▶ The exercise
Without the pictures, return all of the material exactly as written.

--------------------

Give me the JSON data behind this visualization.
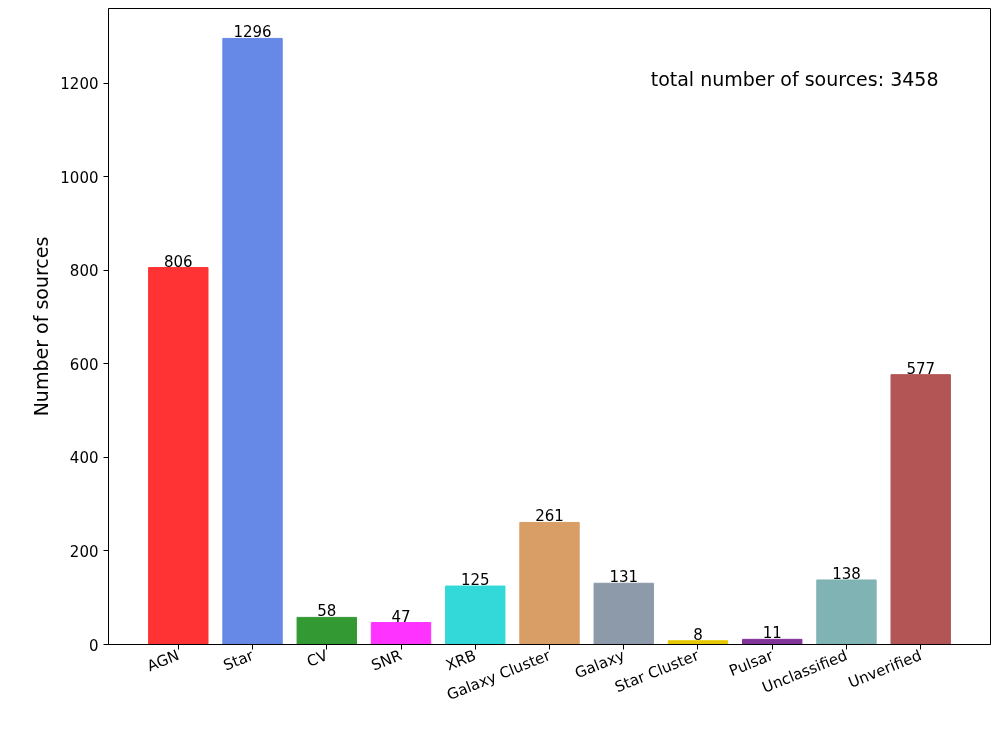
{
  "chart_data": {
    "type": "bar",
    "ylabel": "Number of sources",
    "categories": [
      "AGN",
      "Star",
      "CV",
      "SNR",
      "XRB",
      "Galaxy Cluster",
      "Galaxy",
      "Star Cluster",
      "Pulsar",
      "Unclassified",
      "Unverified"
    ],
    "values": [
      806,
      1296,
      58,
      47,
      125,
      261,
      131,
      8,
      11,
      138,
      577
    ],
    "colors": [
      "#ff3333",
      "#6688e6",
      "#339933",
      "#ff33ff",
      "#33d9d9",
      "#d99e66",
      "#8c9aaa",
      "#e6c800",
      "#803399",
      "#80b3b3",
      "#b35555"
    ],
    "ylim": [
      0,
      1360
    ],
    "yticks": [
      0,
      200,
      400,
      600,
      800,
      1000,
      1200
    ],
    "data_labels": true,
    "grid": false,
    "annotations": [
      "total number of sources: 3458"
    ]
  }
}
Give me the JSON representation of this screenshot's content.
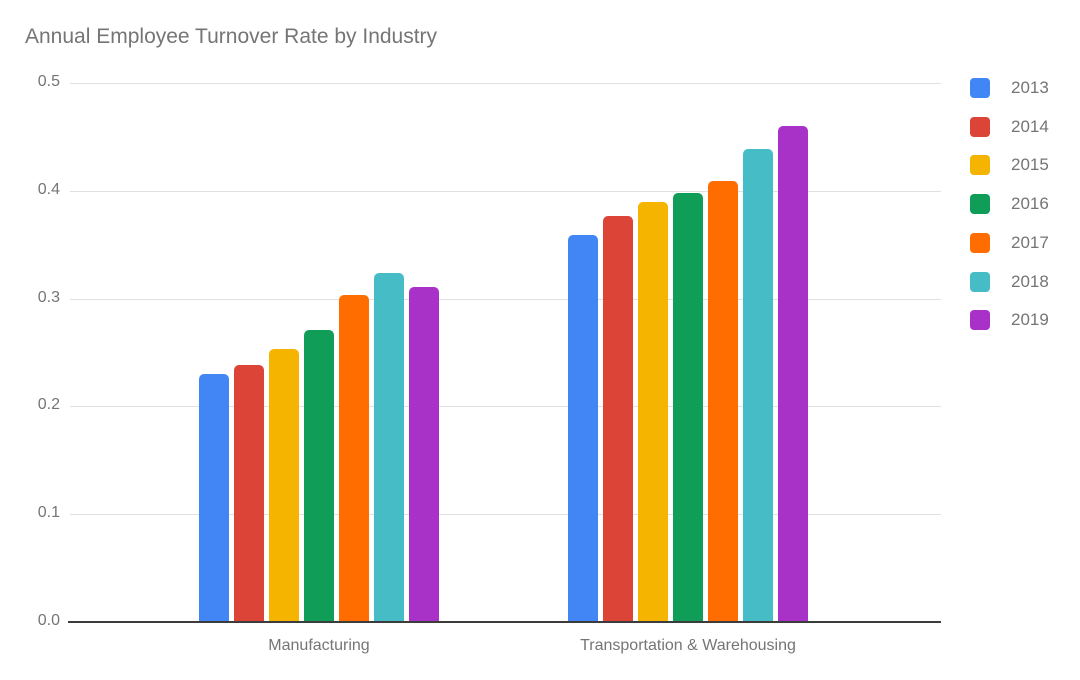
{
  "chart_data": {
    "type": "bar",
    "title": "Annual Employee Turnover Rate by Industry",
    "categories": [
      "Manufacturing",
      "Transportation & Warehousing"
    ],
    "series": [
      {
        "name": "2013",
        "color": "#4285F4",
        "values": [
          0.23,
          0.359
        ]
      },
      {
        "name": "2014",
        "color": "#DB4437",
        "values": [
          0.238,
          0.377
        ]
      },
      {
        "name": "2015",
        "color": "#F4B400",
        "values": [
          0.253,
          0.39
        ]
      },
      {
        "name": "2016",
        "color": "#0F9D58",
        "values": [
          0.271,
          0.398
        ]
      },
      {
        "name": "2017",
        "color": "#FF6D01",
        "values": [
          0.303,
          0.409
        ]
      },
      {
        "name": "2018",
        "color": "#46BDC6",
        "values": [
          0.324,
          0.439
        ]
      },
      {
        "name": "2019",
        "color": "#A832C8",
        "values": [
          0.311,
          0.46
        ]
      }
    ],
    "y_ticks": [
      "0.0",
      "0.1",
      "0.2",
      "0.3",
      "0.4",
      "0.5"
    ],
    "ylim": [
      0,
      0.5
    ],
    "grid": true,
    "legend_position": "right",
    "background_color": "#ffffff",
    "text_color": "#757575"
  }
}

--------------------

▶ Result of the task
Give me the JSON data behind this visualization.
{
  "chart_data": {
    "type": "bar",
    "ylabel": "Number of sources",
    "categories": [
      "AGN",
      "Star",
      "CV",
      "SNR",
      "XRB",
      "Galaxy Cluster",
      "Galaxy",
      "Star Cluster",
      "Pulsar",
      "Unclassified",
      "Unverified"
    ],
    "values": [
      806,
      1296,
      58,
      47,
      125,
      261,
      131,
      8,
      11,
      138,
      577
    ],
    "colors": [
      "#ff3333",
      "#6688e6",
      "#339933",
      "#ff33ff",
      "#33d9d9",
      "#d99e66",
      "#8c9aaa",
      "#e6c800",
      "#803399",
      "#80b3b3",
      "#b35555"
    ],
    "ylim": [
      0,
      1360
    ],
    "yticks": [
      0,
      200,
      400,
      600,
      800,
      1000,
      1200
    ],
    "data_labels": true,
    "grid": false,
    "annotations": [
      "total number of sources: 3458"
    ]
  }
}
Give me the JSON representation of this screenshot's content.
{
  "chart_data": {
    "type": "bar",
    "title": "Annual Employee Turnover Rate by Industry",
    "categories": [
      "Manufacturing",
      "Transportation & Warehousing"
    ],
    "series": [
      {
        "name": "2013",
        "color": "#4285F4",
        "values": [
          0.23,
          0.359
        ]
      },
      {
        "name": "2014",
        "color": "#DB4437",
        "values": [
          0.238,
          0.377
        ]
      },
      {
        "name": "2015",
        "color": "#F4B400",
        "values": [
          0.253,
          0.39
        ]
      },
      {
        "name": "2016",
        "color": "#0F9D58",
        "values": [
          0.271,
          0.398
        ]
      },
      {
        "name": "2017",
        "color": "#FF6D01",
        "values": [
          0.303,
          0.409
        ]
      },
      {
        "name": "2018",
        "color": "#46BDC6",
        "values": [
          0.324,
          0.439
        ]
      },
      {
        "name": "2019",
        "color": "#A832C8",
        "values": [
          0.311,
          0.46
        ]
      }
    ],
    "y_ticks": [
      "0.0",
      "0.1",
      "0.2",
      "0.3",
      "0.4",
      "0.5"
    ],
    "ylim": [
      0,
      0.5
    ],
    "grid": true,
    "legend_position": "right",
    "background_color": "#ffffff",
    "text_color": "#757575"
  }
}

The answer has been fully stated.